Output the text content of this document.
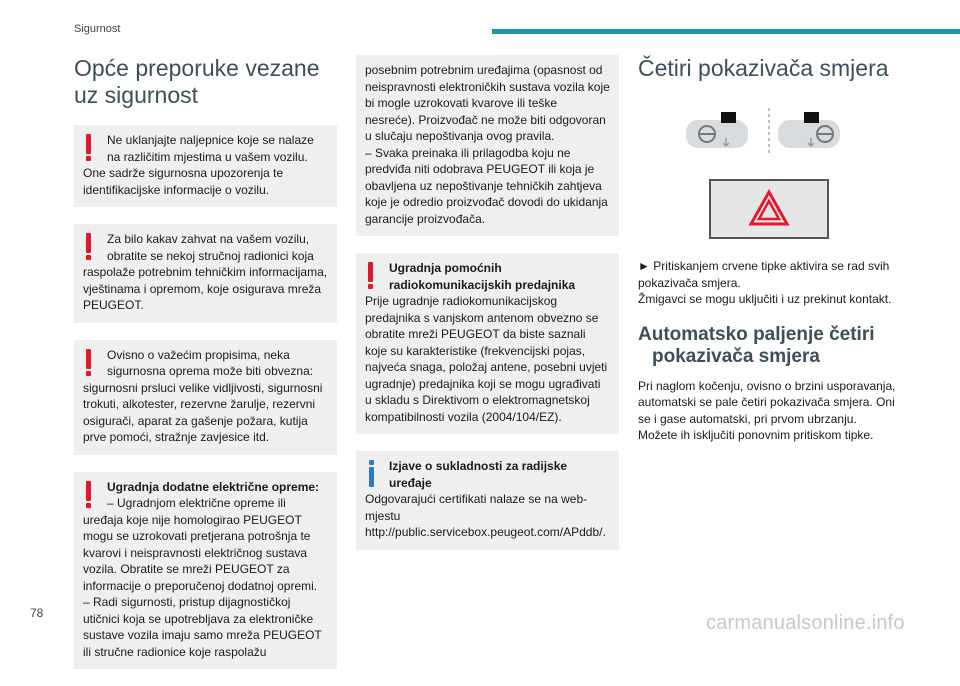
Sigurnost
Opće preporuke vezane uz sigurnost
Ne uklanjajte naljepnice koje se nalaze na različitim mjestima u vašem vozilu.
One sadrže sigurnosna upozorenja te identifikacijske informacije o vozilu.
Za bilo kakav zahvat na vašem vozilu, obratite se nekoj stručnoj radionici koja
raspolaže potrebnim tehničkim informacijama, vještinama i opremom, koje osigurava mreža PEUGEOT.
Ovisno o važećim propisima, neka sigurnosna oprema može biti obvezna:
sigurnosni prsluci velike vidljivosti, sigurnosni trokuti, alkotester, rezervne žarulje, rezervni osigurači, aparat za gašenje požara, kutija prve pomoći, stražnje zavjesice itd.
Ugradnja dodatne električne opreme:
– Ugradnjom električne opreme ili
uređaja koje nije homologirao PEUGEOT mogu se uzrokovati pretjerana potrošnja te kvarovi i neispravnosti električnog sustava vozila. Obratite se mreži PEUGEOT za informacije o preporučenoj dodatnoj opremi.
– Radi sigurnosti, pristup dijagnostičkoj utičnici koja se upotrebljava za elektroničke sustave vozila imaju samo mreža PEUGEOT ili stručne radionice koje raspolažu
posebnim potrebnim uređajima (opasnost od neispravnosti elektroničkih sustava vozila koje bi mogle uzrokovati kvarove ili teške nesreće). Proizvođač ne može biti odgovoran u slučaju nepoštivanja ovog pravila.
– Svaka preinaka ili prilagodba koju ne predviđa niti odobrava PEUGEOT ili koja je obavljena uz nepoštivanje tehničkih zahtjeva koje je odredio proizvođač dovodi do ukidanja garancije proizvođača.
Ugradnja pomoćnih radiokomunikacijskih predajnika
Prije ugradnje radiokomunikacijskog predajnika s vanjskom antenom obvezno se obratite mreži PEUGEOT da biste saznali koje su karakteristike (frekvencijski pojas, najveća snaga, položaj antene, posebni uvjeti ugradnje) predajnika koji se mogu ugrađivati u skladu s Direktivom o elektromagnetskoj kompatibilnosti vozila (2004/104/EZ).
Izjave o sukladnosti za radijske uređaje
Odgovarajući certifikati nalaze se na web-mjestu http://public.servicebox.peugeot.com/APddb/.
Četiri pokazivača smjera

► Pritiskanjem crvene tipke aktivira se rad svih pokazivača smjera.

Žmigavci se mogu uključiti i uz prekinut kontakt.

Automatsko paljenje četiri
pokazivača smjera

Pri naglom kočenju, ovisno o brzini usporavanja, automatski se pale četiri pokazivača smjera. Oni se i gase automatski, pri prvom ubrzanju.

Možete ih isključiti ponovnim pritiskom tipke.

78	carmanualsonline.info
────
What you are asked to do >>
Repeat the records word for word. Any picture in them should be left out.

Answer to this problem >>
Output the text content of this document.
Sigurnost
Opće preporuke vezane uz sigurnost
Ne uklanjajte naljepnice koje se nalaze na različitim mjestima u vašem vozilu.
One sadrže sigurnosna upozorenja te identifikacijske informacije o vozilu.
Za bilo kakav zahvat na vašem vozilu, obratite se nekoj stručnoj radionici koja
raspolaže potrebnim tehničkim informacijama, vještinama i opremom, koje osigurava mreža PEUGEOT.
Ovisno o važećim propisima, neka sigurnosna oprema može biti obvezna:
sigurnosni prsluci velike vidljivosti, sigurnosni trokuti, alkotester, rezervne žarulje, rezervni osigurači, aparat za gašenje požara, kutija prve pomoći, stražnje zavjesice itd.
Ugradnja dodatne električne opreme:
– Ugradnjom električne opreme ili
uređaja koje nije homologirao PEUGEOT mogu se uzrokovati pretjerana potrošnja te kvarovi i neispravnosti električnog sustava vozila. Obratite se mreži PEUGEOT za informacije o preporučenoj dodatnoj opremi.
– Radi sigurnosti, pristup dijagnostičkoj utičnici koja se upotrebljava za elektroničke sustave vozila imaju samo mreža PEUGEOT ili stručne radionice koje raspolažu
posebnim potrebnim uređajima (opasnost od neispravnosti elektroničkih sustava vozila koje bi mogle uzrokovati kvarove ili teške nesreće). Proizvođač ne može biti odgovoran u slučaju nepoštivanja ovog pravila.
– Svaka preinaka ili prilagodba koju ne predviđa niti odobrava PEUGEOT ili koja je obavljena uz nepoštivanje tehničkih zahtjeva koje je odredio proizvođač dovodi do ukidanja garancije proizvođača.
Ugradnja pomoćnih radiokomunikacijskih predajnika
Prije ugradnje radiokomunikacijskog predajnika s vanjskom antenom obvezno se obratite mreži PEUGEOT da biste saznali koje su karakteristike (frekvencijski pojas, najveća snaga, položaj antene, posebni uvjeti ugradnje) predajnika koji se mogu ugrađivati u skladu s Direktivom o elektromagnetskoj kompatibilnosti vozila (2004/104/EZ).
Izjave o sukladnosti za radijske uređaje
Odgovarajući certifikati nalaze se na web-mjestu http://public.servicebox.peugeot.com/APddb/.
Četiri pokazivača smjera

► Pritiskanjem crvene tipke aktivira se rad svih pokazivača smjera.

Žmigavci se mogu uključiti i uz prekinut kontakt.

Automatsko paljenje četiri
pokazivača smjera

Pri naglom kočenju, ovisno o brzini usporavanja, automatski se pale četiri pokazivača smjera. Oni se i gase automatski, pri prvom ubrzanju.

Možete ih isključiti ponovnim pritiskom tipke.

78	carmanualsonline.info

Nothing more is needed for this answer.